Input data:
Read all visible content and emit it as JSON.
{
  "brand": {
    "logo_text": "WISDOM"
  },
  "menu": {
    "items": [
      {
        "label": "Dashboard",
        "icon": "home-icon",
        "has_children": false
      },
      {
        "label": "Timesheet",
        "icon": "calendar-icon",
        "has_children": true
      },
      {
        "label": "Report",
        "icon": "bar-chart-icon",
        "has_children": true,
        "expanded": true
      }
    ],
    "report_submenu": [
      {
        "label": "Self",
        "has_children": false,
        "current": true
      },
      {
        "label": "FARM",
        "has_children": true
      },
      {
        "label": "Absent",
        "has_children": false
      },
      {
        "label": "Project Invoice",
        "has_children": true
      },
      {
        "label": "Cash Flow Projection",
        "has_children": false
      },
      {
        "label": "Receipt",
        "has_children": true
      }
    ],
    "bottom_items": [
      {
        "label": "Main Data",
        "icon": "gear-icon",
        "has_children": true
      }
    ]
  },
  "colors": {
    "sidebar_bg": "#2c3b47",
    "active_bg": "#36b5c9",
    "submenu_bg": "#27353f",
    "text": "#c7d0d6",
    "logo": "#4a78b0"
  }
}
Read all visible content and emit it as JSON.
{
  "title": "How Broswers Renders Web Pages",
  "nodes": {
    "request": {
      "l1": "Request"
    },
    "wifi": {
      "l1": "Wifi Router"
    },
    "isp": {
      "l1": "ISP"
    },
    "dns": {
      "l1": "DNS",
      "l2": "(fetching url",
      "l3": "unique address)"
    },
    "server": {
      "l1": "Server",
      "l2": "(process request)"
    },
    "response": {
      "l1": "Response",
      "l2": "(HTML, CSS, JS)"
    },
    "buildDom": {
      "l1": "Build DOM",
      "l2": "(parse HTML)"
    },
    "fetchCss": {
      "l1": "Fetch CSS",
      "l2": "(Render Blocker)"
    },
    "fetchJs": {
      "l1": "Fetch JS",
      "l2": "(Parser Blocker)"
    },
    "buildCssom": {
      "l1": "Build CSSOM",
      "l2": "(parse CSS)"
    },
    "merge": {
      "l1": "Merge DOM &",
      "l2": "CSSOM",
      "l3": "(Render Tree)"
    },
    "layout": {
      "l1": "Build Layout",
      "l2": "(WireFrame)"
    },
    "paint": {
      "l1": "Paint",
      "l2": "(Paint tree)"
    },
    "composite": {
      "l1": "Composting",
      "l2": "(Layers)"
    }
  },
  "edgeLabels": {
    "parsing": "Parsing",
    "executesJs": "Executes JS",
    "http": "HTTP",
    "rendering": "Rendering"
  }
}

Work to complete: Copy out all of the records shown above exactly.

Response for this exercise:
Read all visible content and emit it as JSON.
{
  "brand": {
    "logo_text": "WISDOM"
  },
  "menu": {
    "items": [
      {
        "label": "Dashboard",
        "icon": "home-icon",
        "has_children": false
      },
      {
        "label": "Timesheet",
        "icon": "calendar-icon",
        "has_children": true
      },
      {
        "label": "Report",
        "icon": "bar-chart-icon",
        "has_children": true,
        "expanded": true
      }
    ],
    "report_submenu": [
      {
        "label": "Self",
        "has_children": false,
        "current": true
      },
      {
        "label": "FARM",
        "has_children": true
      },
      {
        "label": "Absent",
        "has_children": false
      },
      {
        "label": "Project Invoice",
        "has_children": true
      },
      {
        "label": "Cash Flow Projection",
        "has_children": false
      },
      {
        "label": "Receipt",
        "has_children": true
      }
    ],
    "bottom_items": [
      {
        "label": "Main Data",
        "icon": "gear-icon",
        "has_children": true
      }
    ]
  },
  "colors": {
    "sidebar_bg": "#2c3b47",
    "active_bg": "#36b5c9",
    "submenu_bg": "#27353f",
    "text": "#c7d0d6",
    "logo": "#4a78b0"
  }
}
Read all visible content and emit it as JSON.
{
  "title": "How Broswers Renders Web Pages",
  "nodes": {
    "request": {
      "l1": "Request"
    },
    "wifi": {
      "l1": "Wifi Router"
    },
    "isp": {
      "l1": "ISP"
    },
    "dns": {
      "l1": "DNS",
      "l2": "(fetching url",
      "l3": "unique address)"
    },
    "server": {
      "l1": "Server",
      "l2": "(process request)"
    },
    "response": {
      "l1": "Response",
      "l2": "(HTML, CSS, JS)"
    },
    "buildDom": {
      "l1": "Build DOM",
      "l2": "(parse HTML)"
    },
    "fetchCss": {
      "l1": "Fetch CSS",
      "l2": "(Render Blocker)"
    },
    "fetchJs": {
      "l1": "Fetch JS",
      "l2": "(Parser Blocker)"
    },
    "buildCssom": {
      "l1": "Build CSSOM",
      "l2": "(parse CSS)"
    },
    "merge": {
      "l1": "Merge DOM &",
      "l2": "CSSOM",
      "l3": "(Render Tree)"
    },
    "layout": {
      "l1": "Build Layout",
      "l2": "(WireFrame)"
    },
    "paint": {
      "l1": "Paint",
      "l2": "(Paint tree)"
    },
    "composite": {
      "l1": "Composting",
      "l2": "(Layers)"
    }
  },
  "edgeLabels": {
    "parsing": "Parsing",
    "executesJs": "Executes JS",
    "http": "HTTP",
    "rendering": "Rendering"
  }
}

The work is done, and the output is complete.